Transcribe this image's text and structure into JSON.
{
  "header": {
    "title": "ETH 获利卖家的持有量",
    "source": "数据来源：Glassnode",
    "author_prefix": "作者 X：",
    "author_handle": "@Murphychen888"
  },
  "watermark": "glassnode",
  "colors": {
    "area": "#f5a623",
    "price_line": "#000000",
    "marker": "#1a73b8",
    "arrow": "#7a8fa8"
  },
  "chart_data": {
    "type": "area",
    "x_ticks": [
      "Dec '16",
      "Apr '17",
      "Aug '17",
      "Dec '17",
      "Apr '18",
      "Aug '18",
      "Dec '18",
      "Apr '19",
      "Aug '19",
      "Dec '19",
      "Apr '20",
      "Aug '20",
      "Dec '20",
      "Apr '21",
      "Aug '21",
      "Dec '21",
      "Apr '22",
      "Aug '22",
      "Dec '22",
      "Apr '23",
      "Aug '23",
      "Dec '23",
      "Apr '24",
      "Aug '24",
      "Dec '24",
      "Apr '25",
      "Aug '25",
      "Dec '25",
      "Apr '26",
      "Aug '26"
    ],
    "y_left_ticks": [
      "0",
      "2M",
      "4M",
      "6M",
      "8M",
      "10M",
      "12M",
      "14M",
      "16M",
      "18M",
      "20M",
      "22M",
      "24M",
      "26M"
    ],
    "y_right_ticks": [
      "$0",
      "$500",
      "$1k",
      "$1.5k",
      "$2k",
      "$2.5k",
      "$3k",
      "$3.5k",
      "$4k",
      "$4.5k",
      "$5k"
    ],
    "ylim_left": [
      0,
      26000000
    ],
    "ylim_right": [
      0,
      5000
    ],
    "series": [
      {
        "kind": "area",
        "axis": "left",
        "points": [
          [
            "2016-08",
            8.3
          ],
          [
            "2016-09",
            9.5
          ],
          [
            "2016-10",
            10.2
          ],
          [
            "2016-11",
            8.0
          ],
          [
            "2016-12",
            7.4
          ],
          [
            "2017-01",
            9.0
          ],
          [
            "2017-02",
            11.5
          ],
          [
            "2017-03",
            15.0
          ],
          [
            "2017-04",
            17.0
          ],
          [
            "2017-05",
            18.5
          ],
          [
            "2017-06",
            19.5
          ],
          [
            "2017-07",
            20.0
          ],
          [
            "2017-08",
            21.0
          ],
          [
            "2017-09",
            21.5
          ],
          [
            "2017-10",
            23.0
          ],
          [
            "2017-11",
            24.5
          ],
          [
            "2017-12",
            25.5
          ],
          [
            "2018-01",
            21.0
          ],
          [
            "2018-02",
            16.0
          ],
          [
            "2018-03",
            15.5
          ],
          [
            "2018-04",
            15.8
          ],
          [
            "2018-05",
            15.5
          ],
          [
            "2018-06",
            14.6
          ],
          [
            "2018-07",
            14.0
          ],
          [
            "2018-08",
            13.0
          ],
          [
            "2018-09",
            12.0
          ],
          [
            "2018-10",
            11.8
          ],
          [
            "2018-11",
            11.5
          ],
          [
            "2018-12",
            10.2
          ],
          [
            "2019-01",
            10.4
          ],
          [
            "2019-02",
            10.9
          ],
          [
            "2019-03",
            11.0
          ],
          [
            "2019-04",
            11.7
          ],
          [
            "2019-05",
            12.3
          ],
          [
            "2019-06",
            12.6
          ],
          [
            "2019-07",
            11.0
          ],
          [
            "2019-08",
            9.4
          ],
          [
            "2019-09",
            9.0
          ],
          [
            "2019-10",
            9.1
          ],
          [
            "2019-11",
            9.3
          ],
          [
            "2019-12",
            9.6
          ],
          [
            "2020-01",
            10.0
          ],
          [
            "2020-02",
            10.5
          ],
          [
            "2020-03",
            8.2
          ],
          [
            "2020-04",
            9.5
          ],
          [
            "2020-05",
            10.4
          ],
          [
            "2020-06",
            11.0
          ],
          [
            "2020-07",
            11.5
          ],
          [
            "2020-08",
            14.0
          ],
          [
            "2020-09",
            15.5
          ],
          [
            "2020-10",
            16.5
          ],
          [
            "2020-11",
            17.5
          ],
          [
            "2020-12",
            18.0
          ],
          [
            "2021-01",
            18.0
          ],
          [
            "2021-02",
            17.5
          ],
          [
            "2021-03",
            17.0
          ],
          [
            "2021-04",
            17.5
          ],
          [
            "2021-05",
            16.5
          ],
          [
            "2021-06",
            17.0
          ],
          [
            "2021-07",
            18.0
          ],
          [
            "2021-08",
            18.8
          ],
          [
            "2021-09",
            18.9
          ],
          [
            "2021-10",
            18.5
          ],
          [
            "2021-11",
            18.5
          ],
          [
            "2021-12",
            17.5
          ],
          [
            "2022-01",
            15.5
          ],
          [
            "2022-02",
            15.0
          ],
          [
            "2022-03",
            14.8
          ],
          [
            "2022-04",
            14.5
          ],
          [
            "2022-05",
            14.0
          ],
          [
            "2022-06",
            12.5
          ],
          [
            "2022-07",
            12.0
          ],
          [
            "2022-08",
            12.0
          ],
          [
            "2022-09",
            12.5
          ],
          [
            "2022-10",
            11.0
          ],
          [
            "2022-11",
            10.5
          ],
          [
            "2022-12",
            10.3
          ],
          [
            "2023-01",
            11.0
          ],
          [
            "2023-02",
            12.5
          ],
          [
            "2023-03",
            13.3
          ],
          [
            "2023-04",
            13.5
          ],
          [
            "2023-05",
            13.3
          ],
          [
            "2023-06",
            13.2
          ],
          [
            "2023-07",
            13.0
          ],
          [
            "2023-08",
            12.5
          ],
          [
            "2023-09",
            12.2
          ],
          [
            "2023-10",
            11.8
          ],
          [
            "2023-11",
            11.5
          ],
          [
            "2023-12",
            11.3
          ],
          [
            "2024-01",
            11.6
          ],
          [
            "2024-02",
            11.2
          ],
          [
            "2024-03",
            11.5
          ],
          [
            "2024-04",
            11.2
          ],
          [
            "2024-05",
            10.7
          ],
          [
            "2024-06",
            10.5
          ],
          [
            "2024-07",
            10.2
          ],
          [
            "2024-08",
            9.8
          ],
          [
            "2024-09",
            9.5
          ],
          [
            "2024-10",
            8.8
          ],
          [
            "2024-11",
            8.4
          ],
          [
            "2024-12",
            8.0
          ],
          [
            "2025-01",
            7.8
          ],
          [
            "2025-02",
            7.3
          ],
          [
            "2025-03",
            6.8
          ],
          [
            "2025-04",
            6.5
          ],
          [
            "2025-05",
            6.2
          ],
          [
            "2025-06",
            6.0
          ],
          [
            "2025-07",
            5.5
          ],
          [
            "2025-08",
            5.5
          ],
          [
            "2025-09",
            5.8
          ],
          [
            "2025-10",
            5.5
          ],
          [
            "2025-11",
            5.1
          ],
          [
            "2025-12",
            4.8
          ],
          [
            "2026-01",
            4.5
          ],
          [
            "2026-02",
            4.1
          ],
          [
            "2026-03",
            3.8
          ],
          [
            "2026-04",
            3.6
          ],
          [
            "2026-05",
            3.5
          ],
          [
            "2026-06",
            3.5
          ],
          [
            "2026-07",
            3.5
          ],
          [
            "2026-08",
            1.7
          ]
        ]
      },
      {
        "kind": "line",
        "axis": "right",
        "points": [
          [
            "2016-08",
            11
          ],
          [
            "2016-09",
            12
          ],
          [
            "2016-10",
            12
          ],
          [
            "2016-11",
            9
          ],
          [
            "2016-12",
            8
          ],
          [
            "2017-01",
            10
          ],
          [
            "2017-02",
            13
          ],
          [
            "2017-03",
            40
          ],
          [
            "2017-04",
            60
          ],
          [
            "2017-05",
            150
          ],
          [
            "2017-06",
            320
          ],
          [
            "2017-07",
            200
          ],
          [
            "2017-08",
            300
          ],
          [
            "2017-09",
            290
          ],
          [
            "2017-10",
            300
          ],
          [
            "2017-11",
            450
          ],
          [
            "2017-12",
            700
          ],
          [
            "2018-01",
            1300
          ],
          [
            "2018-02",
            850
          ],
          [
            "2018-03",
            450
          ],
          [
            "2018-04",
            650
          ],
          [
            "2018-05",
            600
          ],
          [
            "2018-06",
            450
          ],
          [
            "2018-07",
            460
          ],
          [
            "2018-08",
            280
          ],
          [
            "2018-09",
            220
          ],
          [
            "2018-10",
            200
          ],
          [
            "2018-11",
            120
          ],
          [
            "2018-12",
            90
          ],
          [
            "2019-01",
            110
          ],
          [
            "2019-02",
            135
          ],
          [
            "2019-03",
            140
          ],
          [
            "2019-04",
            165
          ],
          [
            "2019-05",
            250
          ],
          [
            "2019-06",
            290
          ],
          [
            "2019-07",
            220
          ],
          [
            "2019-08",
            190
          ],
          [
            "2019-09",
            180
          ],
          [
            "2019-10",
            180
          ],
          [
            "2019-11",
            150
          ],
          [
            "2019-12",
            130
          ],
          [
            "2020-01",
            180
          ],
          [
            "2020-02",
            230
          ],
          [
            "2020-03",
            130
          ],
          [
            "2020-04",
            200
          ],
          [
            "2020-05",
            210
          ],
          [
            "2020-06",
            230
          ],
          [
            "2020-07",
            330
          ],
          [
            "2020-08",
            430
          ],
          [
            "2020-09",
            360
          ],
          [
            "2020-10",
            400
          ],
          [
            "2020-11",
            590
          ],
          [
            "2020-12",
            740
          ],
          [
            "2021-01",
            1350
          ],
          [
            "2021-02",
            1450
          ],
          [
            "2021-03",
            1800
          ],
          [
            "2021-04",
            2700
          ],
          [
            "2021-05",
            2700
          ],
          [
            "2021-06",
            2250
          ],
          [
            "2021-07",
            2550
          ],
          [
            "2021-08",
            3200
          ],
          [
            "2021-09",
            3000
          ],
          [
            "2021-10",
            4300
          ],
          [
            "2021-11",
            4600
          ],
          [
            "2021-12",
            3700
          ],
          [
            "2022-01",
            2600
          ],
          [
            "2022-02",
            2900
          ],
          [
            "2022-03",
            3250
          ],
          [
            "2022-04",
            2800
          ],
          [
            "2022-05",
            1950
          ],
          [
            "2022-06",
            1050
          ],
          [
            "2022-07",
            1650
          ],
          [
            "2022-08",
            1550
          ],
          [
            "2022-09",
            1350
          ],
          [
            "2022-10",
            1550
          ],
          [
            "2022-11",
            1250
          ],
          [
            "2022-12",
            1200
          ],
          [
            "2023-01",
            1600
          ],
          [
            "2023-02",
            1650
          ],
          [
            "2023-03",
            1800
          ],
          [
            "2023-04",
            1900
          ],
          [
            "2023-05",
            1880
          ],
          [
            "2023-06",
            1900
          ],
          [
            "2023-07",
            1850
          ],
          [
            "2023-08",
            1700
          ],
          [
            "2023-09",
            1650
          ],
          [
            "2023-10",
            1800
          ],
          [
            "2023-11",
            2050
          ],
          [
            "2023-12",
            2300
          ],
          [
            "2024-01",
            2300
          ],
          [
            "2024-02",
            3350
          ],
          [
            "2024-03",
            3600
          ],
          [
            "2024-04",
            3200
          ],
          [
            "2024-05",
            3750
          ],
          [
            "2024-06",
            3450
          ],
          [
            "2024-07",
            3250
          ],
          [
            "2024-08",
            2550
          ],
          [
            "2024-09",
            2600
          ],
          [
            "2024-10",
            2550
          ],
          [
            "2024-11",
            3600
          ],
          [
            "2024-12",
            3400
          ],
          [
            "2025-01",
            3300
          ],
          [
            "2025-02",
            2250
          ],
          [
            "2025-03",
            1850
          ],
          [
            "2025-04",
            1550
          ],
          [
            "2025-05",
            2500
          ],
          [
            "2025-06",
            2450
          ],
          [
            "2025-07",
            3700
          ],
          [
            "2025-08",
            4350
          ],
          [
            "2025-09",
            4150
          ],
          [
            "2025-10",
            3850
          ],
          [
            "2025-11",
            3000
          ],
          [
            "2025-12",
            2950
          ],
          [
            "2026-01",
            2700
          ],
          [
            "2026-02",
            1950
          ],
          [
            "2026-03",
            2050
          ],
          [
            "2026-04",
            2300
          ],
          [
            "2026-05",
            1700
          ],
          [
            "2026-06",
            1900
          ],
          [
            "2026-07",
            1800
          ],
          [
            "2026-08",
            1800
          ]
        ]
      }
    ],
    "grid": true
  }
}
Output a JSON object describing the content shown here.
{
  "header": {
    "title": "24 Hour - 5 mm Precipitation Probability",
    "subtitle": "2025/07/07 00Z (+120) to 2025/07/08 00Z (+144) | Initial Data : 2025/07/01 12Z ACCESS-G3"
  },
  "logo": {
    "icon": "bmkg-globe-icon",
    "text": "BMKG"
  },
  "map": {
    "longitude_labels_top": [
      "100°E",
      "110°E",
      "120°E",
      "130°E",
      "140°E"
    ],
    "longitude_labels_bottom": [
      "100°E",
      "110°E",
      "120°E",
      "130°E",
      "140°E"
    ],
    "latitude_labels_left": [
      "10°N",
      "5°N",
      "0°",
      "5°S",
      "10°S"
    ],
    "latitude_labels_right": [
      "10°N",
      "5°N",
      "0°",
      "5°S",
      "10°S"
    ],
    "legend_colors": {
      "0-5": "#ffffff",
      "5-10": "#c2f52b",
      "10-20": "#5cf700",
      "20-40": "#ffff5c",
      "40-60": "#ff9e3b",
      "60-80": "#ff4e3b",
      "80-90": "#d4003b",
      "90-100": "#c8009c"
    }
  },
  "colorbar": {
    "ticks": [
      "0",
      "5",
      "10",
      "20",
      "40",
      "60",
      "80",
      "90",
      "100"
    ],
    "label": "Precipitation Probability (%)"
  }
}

DIRECTION ▸
State how many lines of the records hold the string "JSON", and nothing else.

RESPONSE FOR THIS EXERCISE ▸
2